Goal of the exercise:
Can you write out all of the material below, word for word?

==== Data to process

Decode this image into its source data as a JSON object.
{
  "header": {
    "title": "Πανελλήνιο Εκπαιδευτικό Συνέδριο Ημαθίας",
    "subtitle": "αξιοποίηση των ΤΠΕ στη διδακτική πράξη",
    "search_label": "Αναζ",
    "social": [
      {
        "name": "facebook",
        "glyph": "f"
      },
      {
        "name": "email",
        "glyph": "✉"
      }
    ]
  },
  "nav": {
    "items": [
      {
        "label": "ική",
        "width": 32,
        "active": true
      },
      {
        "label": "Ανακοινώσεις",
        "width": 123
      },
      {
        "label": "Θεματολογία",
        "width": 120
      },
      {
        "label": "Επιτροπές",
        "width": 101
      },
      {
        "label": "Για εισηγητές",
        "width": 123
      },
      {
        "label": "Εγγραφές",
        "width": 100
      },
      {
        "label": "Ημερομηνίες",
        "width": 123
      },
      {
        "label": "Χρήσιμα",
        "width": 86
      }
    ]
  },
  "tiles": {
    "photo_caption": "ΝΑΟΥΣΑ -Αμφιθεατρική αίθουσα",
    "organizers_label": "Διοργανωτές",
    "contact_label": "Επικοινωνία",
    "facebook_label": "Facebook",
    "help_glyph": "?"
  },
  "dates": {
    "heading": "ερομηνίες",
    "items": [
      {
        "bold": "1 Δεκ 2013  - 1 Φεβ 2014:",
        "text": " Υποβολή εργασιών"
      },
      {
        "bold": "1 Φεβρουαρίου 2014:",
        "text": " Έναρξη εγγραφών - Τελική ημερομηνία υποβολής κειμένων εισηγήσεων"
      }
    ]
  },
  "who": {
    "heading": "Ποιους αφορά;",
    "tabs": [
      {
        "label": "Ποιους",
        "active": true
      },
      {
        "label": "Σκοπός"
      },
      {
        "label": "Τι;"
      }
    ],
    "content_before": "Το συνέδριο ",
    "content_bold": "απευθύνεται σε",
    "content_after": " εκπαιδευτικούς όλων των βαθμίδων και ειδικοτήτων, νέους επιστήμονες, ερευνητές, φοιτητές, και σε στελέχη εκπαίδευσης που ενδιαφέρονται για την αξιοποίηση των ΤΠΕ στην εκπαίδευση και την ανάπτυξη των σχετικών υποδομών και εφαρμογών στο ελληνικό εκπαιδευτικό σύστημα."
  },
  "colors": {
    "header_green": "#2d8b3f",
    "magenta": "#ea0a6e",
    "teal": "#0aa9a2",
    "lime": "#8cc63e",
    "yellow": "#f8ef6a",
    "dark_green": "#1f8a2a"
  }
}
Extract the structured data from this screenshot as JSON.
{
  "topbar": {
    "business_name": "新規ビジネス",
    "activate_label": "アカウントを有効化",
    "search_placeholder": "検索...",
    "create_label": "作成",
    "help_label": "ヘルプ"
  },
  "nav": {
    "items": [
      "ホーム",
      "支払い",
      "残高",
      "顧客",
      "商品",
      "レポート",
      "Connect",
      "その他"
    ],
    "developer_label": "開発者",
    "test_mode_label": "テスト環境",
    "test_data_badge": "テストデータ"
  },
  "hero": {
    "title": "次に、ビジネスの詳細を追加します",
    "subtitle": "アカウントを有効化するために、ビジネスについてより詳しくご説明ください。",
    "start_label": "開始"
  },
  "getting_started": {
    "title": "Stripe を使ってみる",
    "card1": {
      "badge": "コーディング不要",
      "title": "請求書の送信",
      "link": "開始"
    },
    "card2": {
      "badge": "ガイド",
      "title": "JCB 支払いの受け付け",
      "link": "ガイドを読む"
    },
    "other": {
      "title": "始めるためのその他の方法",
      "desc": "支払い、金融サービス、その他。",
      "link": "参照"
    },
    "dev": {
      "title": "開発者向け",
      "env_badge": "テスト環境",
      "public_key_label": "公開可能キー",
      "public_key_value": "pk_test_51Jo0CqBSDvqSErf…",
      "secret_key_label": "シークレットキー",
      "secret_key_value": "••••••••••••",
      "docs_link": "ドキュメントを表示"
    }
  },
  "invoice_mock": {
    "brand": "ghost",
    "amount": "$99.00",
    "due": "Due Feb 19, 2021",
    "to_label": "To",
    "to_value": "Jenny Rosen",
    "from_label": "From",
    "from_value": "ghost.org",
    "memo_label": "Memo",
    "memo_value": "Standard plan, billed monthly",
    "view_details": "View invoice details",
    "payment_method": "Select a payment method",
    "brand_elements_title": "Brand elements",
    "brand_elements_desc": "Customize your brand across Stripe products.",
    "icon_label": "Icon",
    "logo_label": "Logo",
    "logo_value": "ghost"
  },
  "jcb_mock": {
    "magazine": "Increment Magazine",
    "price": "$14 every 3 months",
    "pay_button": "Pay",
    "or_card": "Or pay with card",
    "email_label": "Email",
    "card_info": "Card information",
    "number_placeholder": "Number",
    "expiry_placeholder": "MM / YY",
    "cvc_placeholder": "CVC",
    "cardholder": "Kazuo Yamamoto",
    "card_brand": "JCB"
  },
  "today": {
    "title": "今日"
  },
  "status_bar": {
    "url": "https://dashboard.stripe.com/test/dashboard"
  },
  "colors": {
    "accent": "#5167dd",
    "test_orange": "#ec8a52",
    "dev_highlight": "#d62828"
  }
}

========

Result of this task:
Decode this image into its source data as a JSON object.
{
  "header": {
    "title": "Πανελλήνιο Εκπαιδευτικό Συνέδριο Ημαθίας",
    "subtitle": "αξιοποίηση των ΤΠΕ στη διδακτική πράξη",
    "search_label": "Αναζ",
    "social": [
      {
        "name": "facebook",
        "glyph": "f"
      },
      {
        "name": "email",
        "glyph": "✉"
      }
    ]
  },
  "nav": {
    "items": [
      {
        "label": "ική",
        "width": 32,
        "active": true
      },
      {
        "label": "Ανακοινώσεις",
        "width": 123
      },
      {
        "label": "Θεματολογία",
        "width": 120
      },
      {
        "label": "Επιτροπές",
        "width": 101
      },
      {
        "label": "Για εισηγητές",
        "width": 123
      },
      {
        "label": "Εγγραφές",
        "width": 100
      },
      {
        "label": "Ημερομηνίες",
        "width": 123
      },
      {
        "label": "Χρήσιμα",
        "width": 86
      }
    ]
  },
  "tiles": {
    "photo_caption": "ΝΑΟΥΣΑ -Αμφιθεατρική αίθουσα",
    "organizers_label": "Διοργανωτές",
    "contact_label": "Επικοινωνία",
    "facebook_label": "Facebook",
    "help_glyph": "?"
  },
  "dates": {
    "heading": "ερομηνίες",
    "items": [
      {
        "bold": "1 Δεκ 2013  - 1 Φεβ 2014:",
        "text": " Υποβολή εργασιών"
      },
      {
        "bold": "1 Φεβρουαρίου 2014:",
        "text": " Έναρξη εγγραφών - Τελική ημερομηνία υποβολής κειμένων εισηγήσεων"
      }
    ]
  },
  "who": {
    "heading": "Ποιους αφορά;",
    "tabs": [
      {
        "label": "Ποιους",
        "active": true
      },
      {
        "label": "Σκοπός"
      },
      {
        "label": "Τι;"
      }
    ],
    "content_before": "Το συνέδριο ",
    "content_bold": "απευθύνεται σε",
    "content_after": " εκπαιδευτικούς όλων των βαθμίδων και ειδικοτήτων, νέους επιστήμονες, ερευνητές, φοιτητές, και σε στελέχη εκπαίδευσης που ενδιαφέρονται για την αξιοποίηση των ΤΠΕ στην εκπαίδευση και την ανάπτυξη των σχετικών υποδομών και εφαρμογών στο ελληνικό εκπαιδευτικό σύστημα."
  },
  "colors": {
    "header_green": "#2d8b3f",
    "magenta": "#ea0a6e",
    "teal": "#0aa9a2",
    "lime": "#8cc63e",
    "yellow": "#f8ef6a",
    "dark_green": "#1f8a2a"
  }
}
Extract the structured data from this screenshot as JSON.
{
  "topbar": {
    "business_name": "新規ビジネス",
    "activate_label": "アカウントを有効化",
    "search_placeholder": "検索...",
    "create_label": "作成",
    "help_label": "ヘルプ"
  },
  "nav": {
    "items": [
      "ホーム",
      "支払い",
      "残高",
      "顧客",
      "商品",
      "レポート",
      "Connect",
      "その他"
    ],
    "developer_label": "開発者",
    "test_mode_label": "テスト環境",
    "test_data_badge": "テストデータ"
  },
  "hero": {
    "title": "次に、ビジネスの詳細を追加します",
    "subtitle": "アカウントを有効化するために、ビジネスについてより詳しくご説明ください。",
    "start_label": "開始"
  },
  "getting_started": {
    "title": "Stripe を使ってみる",
    "card1": {
      "badge": "コーディング不要",
      "title": "請求書の送信",
      "link": "開始"
    },
    "card2": {
      "badge": "ガイド",
      "title": "JCB 支払いの受け付け",
      "link": "ガイドを読む"
    },
    "other": {
      "title": "始めるためのその他の方法",
      "desc": "支払い、金融サービス、その他。",
      "link": "参照"
    },
    "dev": {
      "title": "開発者向け",
      "env_badge": "テスト環境",
      "public_key_label": "公開可能キー",
      "public_key_value": "pk_test_51Jo0CqBSDvqSErf…",
      "secret_key_label": "シークレットキー",
      "secret_key_value": "••••••••••••",
      "docs_link": "ドキュメントを表示"
    }
  },
  "invoice_mock": {
    "brand": "ghost",
    "amount": "$99.00",
    "due": "Due Feb 19, 2021",
    "to_label": "To",
    "to_value": "Jenny Rosen",
    "from_label": "From",
    "from_value": "ghost.org",
    "memo_label": "Memo",
    "memo_value": "Standard plan, billed monthly",
    "view_details": "View invoice details",
    "payment_method": "Select a payment method",
    "brand_elements_title": "Brand elements",
    "brand_elements_desc": "Customize your brand across Stripe products.",
    "icon_label": "Icon",
    "logo_label": "Logo",
    "logo_value": "ghost"
  },
  "jcb_mock": {
    "magazine": "Increment Magazine",
    "price": "$14 every 3 months",
    "pay_button": "Pay",
    "or_card": "Or pay with card",
    "email_label": "Email",
    "card_info": "Card information",
    "number_placeholder": "Number",
    "expiry_placeholder": "MM / YY",
    "cvc_placeholder": "CVC",
    "cardholder": "Kazuo Yamamoto",
    "card_brand": "JCB"
  },
  "today": {
    "title": "今日"
  },
  "status_bar": {
    "url": "https://dashboard.stripe.com/test/dashboard"
  },
  "colors": {
    "accent": "#5167dd",
    "test_orange": "#ec8a52",
    "dev_highlight": "#d62828"
  }
}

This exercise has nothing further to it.